++++ Data to use ++++

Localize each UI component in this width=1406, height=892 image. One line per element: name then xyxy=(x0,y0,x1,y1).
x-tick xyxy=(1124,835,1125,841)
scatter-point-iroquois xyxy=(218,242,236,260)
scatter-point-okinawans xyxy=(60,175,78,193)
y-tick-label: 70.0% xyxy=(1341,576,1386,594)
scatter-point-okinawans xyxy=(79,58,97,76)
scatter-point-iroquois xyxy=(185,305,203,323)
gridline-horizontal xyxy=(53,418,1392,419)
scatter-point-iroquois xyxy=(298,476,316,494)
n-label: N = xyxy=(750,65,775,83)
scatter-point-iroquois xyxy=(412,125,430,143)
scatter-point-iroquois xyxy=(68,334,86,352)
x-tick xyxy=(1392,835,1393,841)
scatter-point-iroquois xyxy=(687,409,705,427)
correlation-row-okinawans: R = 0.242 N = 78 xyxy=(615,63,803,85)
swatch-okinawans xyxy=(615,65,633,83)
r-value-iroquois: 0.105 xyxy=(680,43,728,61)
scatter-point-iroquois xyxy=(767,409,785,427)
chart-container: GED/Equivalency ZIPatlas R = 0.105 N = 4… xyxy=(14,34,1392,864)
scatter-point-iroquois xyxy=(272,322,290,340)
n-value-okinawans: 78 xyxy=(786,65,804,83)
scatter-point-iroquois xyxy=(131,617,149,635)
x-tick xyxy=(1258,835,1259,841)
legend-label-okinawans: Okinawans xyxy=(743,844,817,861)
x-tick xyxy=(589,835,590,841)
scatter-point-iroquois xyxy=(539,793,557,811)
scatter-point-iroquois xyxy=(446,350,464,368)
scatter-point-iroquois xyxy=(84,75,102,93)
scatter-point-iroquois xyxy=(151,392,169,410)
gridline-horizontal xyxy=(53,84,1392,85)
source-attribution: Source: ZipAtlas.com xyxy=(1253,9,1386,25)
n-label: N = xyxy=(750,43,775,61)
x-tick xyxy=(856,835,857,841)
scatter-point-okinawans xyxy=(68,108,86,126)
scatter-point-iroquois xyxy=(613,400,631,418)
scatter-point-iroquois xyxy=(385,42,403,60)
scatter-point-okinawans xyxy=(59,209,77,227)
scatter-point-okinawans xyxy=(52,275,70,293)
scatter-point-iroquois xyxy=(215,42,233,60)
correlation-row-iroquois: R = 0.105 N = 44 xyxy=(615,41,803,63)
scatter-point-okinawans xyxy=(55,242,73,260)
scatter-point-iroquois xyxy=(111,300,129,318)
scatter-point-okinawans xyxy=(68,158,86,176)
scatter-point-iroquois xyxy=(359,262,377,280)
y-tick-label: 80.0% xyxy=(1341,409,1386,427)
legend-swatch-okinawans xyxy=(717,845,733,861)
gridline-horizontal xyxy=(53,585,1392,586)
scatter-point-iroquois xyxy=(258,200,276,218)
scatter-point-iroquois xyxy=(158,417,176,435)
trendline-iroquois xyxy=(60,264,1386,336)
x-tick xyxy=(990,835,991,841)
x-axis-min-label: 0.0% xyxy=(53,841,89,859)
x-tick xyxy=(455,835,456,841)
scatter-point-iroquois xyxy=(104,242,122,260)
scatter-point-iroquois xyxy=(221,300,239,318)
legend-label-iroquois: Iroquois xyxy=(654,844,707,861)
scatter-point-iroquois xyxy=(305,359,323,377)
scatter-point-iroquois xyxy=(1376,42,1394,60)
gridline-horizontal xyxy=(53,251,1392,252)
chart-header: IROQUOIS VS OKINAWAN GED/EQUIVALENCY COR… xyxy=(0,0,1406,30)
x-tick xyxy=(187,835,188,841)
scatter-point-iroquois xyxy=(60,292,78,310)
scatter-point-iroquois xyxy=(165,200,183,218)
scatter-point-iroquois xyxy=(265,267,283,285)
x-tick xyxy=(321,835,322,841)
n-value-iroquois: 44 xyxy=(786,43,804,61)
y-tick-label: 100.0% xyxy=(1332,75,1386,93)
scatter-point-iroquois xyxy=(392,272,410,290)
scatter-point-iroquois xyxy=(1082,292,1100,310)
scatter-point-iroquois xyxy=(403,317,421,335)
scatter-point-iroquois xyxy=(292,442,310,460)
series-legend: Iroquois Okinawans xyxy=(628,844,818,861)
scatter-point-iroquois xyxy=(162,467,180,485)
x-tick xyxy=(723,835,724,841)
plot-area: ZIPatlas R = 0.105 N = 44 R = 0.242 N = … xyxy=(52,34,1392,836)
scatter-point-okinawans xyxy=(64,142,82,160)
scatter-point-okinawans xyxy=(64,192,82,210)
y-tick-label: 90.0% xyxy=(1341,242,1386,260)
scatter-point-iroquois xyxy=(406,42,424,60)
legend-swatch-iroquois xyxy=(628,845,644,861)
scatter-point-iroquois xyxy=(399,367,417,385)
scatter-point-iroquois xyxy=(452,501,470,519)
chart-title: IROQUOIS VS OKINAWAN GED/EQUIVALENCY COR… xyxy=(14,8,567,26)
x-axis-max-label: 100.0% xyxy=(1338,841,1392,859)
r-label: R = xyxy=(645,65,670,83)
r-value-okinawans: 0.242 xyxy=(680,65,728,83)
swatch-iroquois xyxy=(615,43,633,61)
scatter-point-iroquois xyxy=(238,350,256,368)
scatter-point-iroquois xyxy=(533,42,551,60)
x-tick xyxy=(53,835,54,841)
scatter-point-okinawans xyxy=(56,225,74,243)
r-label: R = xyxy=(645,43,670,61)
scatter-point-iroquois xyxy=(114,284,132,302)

++++

_Written task_
Reproduce all of the material above line for line, with no changes.

_Task response_
Localize each UI component in this width=1406, height=892 image. One line per element: name then xyxy=(x0,y0,x1,y1).
x-tick xyxy=(1124,835,1125,841)
scatter-point-iroquois xyxy=(218,242,236,260)
scatter-point-okinawans xyxy=(60,175,78,193)
y-tick-label: 70.0% xyxy=(1341,576,1386,594)
scatter-point-okinawans xyxy=(79,58,97,76)
scatter-point-iroquois xyxy=(185,305,203,323)
gridline-horizontal xyxy=(53,418,1392,419)
scatter-point-iroquois xyxy=(298,476,316,494)
n-label: N = xyxy=(750,65,775,83)
scatter-point-iroquois xyxy=(412,125,430,143)
scatter-point-iroquois xyxy=(68,334,86,352)
x-tick xyxy=(1392,835,1393,841)
scatter-point-iroquois xyxy=(687,409,705,427)
correlation-row-okinawans: R = 0.242 N = 78 xyxy=(615,63,803,85)
swatch-okinawans xyxy=(615,65,633,83)
r-value-iroquois: 0.105 xyxy=(680,43,728,61)
scatter-point-iroquois xyxy=(767,409,785,427)
chart-container: GED/Equivalency ZIPatlas R = 0.105 N = 4… xyxy=(14,34,1392,864)
scatter-point-iroquois xyxy=(272,322,290,340)
n-value-okinawans: 78 xyxy=(786,65,804,83)
scatter-point-iroquois xyxy=(131,617,149,635)
x-tick xyxy=(1258,835,1259,841)
legend-label-okinawans: Okinawans xyxy=(743,844,817,861)
x-tick xyxy=(589,835,590,841)
scatter-point-iroquois xyxy=(539,793,557,811)
scatter-point-iroquois xyxy=(446,350,464,368)
scatter-point-iroquois xyxy=(84,75,102,93)
scatter-point-iroquois xyxy=(151,392,169,410)
gridline-horizontal xyxy=(53,84,1392,85)
source-attribution: Source: ZipAtlas.com xyxy=(1253,9,1386,25)
n-label: N = xyxy=(750,43,775,61)
x-tick xyxy=(856,835,857,841)
scatter-point-okinawans xyxy=(68,108,86,126)
scatter-point-iroquois xyxy=(613,400,631,418)
scatter-point-iroquois xyxy=(385,42,403,60)
scatter-point-okinawans xyxy=(59,209,77,227)
scatter-point-okinawans xyxy=(52,275,70,293)
scatter-point-iroquois xyxy=(215,42,233,60)
correlation-row-iroquois: R = 0.105 N = 44 xyxy=(615,41,803,63)
scatter-point-okinawans xyxy=(55,242,73,260)
scatter-point-iroquois xyxy=(111,300,129,318)
scatter-point-okinawans xyxy=(68,158,86,176)
scatter-point-iroquois xyxy=(359,262,377,280)
y-tick-label: 80.0% xyxy=(1341,409,1386,427)
legend-swatch-okinawans xyxy=(717,845,733,861)
gridline-horizontal xyxy=(53,585,1392,586)
scatter-point-iroquois xyxy=(258,200,276,218)
scatter-point-iroquois xyxy=(158,417,176,435)
trendline-iroquois xyxy=(60,264,1386,336)
x-tick xyxy=(990,835,991,841)
x-axis-min-label: 0.0% xyxy=(53,841,89,859)
x-tick xyxy=(455,835,456,841)
scatter-point-iroquois xyxy=(104,242,122,260)
scatter-point-iroquois xyxy=(221,300,239,318)
legend-label-iroquois: Iroquois xyxy=(654,844,707,861)
scatter-point-iroquois xyxy=(305,359,323,377)
scatter-point-iroquois xyxy=(1376,42,1394,60)
gridline-horizontal xyxy=(53,251,1392,252)
chart-header: IROQUOIS VS OKINAWAN GED/EQUIVALENCY COR… xyxy=(0,0,1406,30)
x-tick xyxy=(187,835,188,841)
scatter-point-iroquois xyxy=(60,292,78,310)
scatter-point-iroquois xyxy=(165,200,183,218)
scatter-point-iroquois xyxy=(265,267,283,285)
x-tick xyxy=(321,835,322,841)
n-value-iroquois: 44 xyxy=(786,43,804,61)
y-tick-label: 100.0% xyxy=(1332,75,1386,93)
scatter-point-iroquois xyxy=(392,272,410,290)
scatter-point-iroquois xyxy=(1082,292,1100,310)
scatter-point-iroquois xyxy=(403,317,421,335)
scatter-point-iroquois xyxy=(292,442,310,460)
series-legend: Iroquois Okinawans xyxy=(628,844,818,861)
scatter-point-iroquois xyxy=(162,467,180,485)
x-tick xyxy=(723,835,724,841)
plot-area: ZIPatlas R = 0.105 N = 44 R = 0.242 N = … xyxy=(52,34,1392,836)
scatter-point-okinawans xyxy=(64,142,82,160)
scatter-point-okinawans xyxy=(64,192,82,210)
y-tick-label: 90.0% xyxy=(1341,242,1386,260)
scatter-point-iroquois xyxy=(406,42,424,60)
legend-swatch-iroquois xyxy=(628,845,644,861)
scatter-point-iroquois xyxy=(399,367,417,385)
scatter-point-iroquois xyxy=(452,501,470,519)
chart-title: IROQUOIS VS OKINAWAN GED/EQUIVALENCY COR… xyxy=(14,8,567,26)
x-axis-max-label: 100.0% xyxy=(1338,841,1392,859)
r-label: R = xyxy=(645,65,670,83)
r-value-okinawans: 0.242 xyxy=(680,65,728,83)
swatch-iroquois xyxy=(615,43,633,61)
scatter-point-iroquois xyxy=(238,350,256,368)
scatter-point-iroquois xyxy=(533,42,551,60)
x-tick xyxy=(53,835,54,841)
scatter-point-okinawans xyxy=(56,225,74,243)
r-label: R = xyxy=(645,43,670,61)
scatter-point-iroquois xyxy=(114,284,132,302)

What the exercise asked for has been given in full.